Stated problem: All of the material below is to be restated word for word, apart from the pictures.

Information supplied:
++++++
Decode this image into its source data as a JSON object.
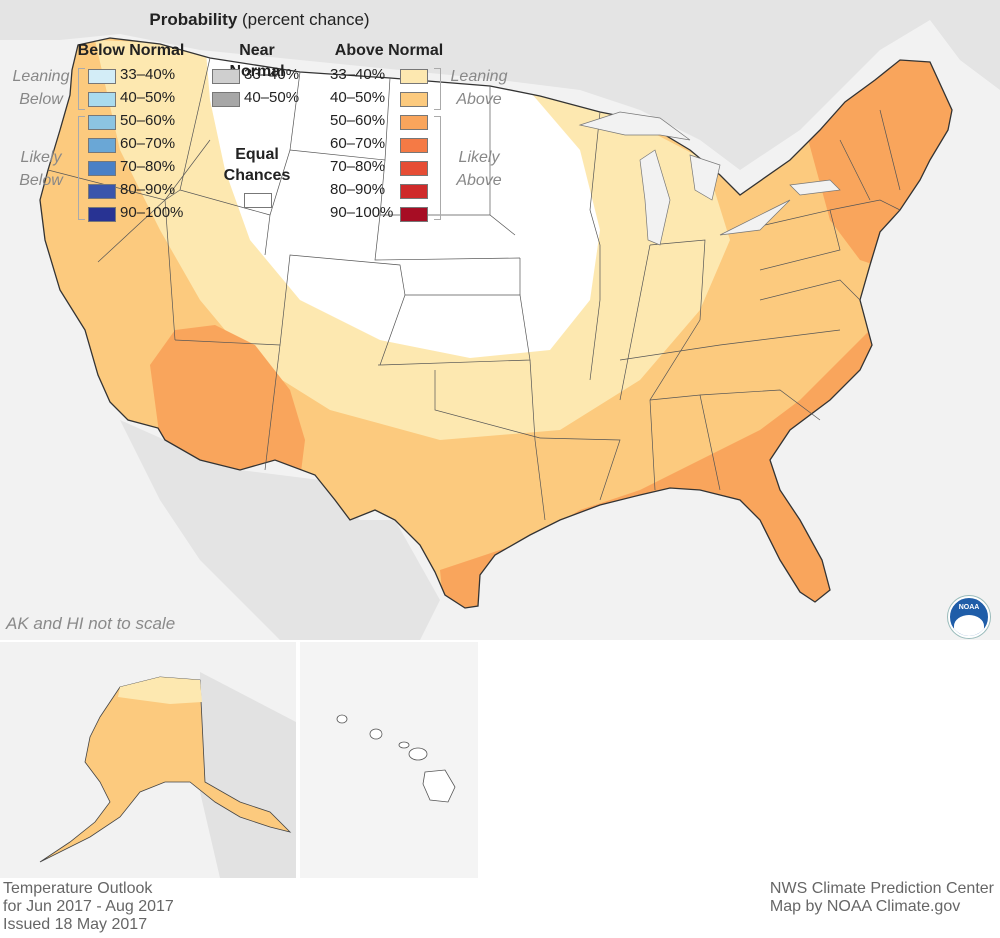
{
  "map": {
    "note": "AK and HI not to scale"
  },
  "legend": {
    "title_bold": "Probability",
    "title_rest": " (percent chance)",
    "below_header": "Below Normal",
    "near_header_line1": "Near",
    "near_header_line2": "Normal",
    "above_header": "Above Normal",
    "leaning_below_1": "Leaning",
    "leaning_below_2": "Below",
    "likely_below_1": "Likely",
    "likely_below_2": "Below",
    "leaning_above_1": "Leaning",
    "leaning_above_2": "Above",
    "likely_above_1": "Likely",
    "likely_above_2": "Above",
    "equal_1": "Equal",
    "equal_2": "Chances",
    "below": [
      {
        "label": "33–40%",
        "color": "#d3edf7"
      },
      {
        "label": "40–50%",
        "color": "#a9dbee"
      },
      {
        "label": "50–60%",
        "color": "#8cc4e2"
      },
      {
        "label": "60–70%",
        "color": "#6aa7d6"
      },
      {
        "label": "70–80%",
        "color": "#4a80c6"
      },
      {
        "label": "80–90%",
        "color": "#3a55ab"
      },
      {
        "label": "90–100%",
        "color": "#283393"
      }
    ],
    "near": [
      {
        "label": "33–40%",
        "color": "#cfcfcf"
      },
      {
        "label": "40–50%",
        "color": "#a7a7a7"
      }
    ],
    "above": [
      {
        "label": "33–40%",
        "color": "#fde8b0"
      },
      {
        "label": "40–50%",
        "color": "#fcca7e"
      },
      {
        "label": "50–60%",
        "color": "#f9a55c"
      },
      {
        "label": "60–70%",
        "color": "#f57a45"
      },
      {
        "label": "70–80%",
        "color": "#e64d35"
      },
      {
        "label": "80–90%",
        "color": "#cf2a2a"
      },
      {
        "label": "90–100%",
        "color": "#a70d24"
      }
    ],
    "equal_color": "#ffffff"
  },
  "footer": {
    "left_1": "Temperature Outlook",
    "left_2": "for Jun 2017 - Aug 2017",
    "left_3": "Issued 18 May 2017",
    "right_1": "NWS Climate Prediction Center",
    "right_2": "Map by NOAA Climate.gov"
  }
}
++++++
Written answer:
Decode this image into its source data as a JSON object.
{
  "map": {
    "note": "AK and HI not to scale"
  },
  "legend": {
    "title_bold": "Probability",
    "title_rest": " (percent chance)",
    "below_header": "Below Normal",
    "near_header_line1": "Near",
    "near_header_line2": "Normal",
    "above_header": "Above Normal",
    "leaning_below_1": "Leaning",
    "leaning_below_2": "Below",
    "likely_below_1": "Likely",
    "likely_below_2": "Below",
    "leaning_above_1": "Leaning",
    "leaning_above_2": "Above",
    "likely_above_1": "Likely",
    "likely_above_2": "Above",
    "equal_1": "Equal",
    "equal_2": "Chances",
    "below": [
      {
        "label": "33–40%",
        "color": "#d3edf7"
      },
      {
        "label": "40–50%",
        "color": "#a9dbee"
      },
      {
        "label": "50–60%",
        "color": "#8cc4e2"
      },
      {
        "label": "60–70%",
        "color": "#6aa7d6"
      },
      {
        "label": "70–80%",
        "color": "#4a80c6"
      },
      {
        "label": "80–90%",
        "color": "#3a55ab"
      },
      {
        "label": "90–100%",
        "color": "#283393"
      }
    ],
    "near": [
      {
        "label": "33–40%",
        "color": "#cfcfcf"
      },
      {
        "label": "40–50%",
        "color": "#a7a7a7"
      }
    ],
    "above": [
      {
        "label": "33–40%",
        "color": "#fde8b0"
      },
      {
        "label": "40–50%",
        "color": "#fcca7e"
      },
      {
        "label": "50–60%",
        "color": "#f9a55c"
      },
      {
        "label": "60–70%",
        "color": "#f57a45"
      },
      {
        "label": "70–80%",
        "color": "#e64d35"
      },
      {
        "label": "80–90%",
        "color": "#cf2a2a"
      },
      {
        "label": "90–100%",
        "color": "#a70d24"
      }
    ],
    "equal_color": "#ffffff"
  },
  "footer": {
    "left_1": "Temperature Outlook",
    "left_2": "for Jun 2017 - Aug 2017",
    "left_3": "Issued 18 May 2017",
    "right_1": "NWS Climate Prediction Center",
    "right_2": "Map by NOAA Climate.gov"
  }
}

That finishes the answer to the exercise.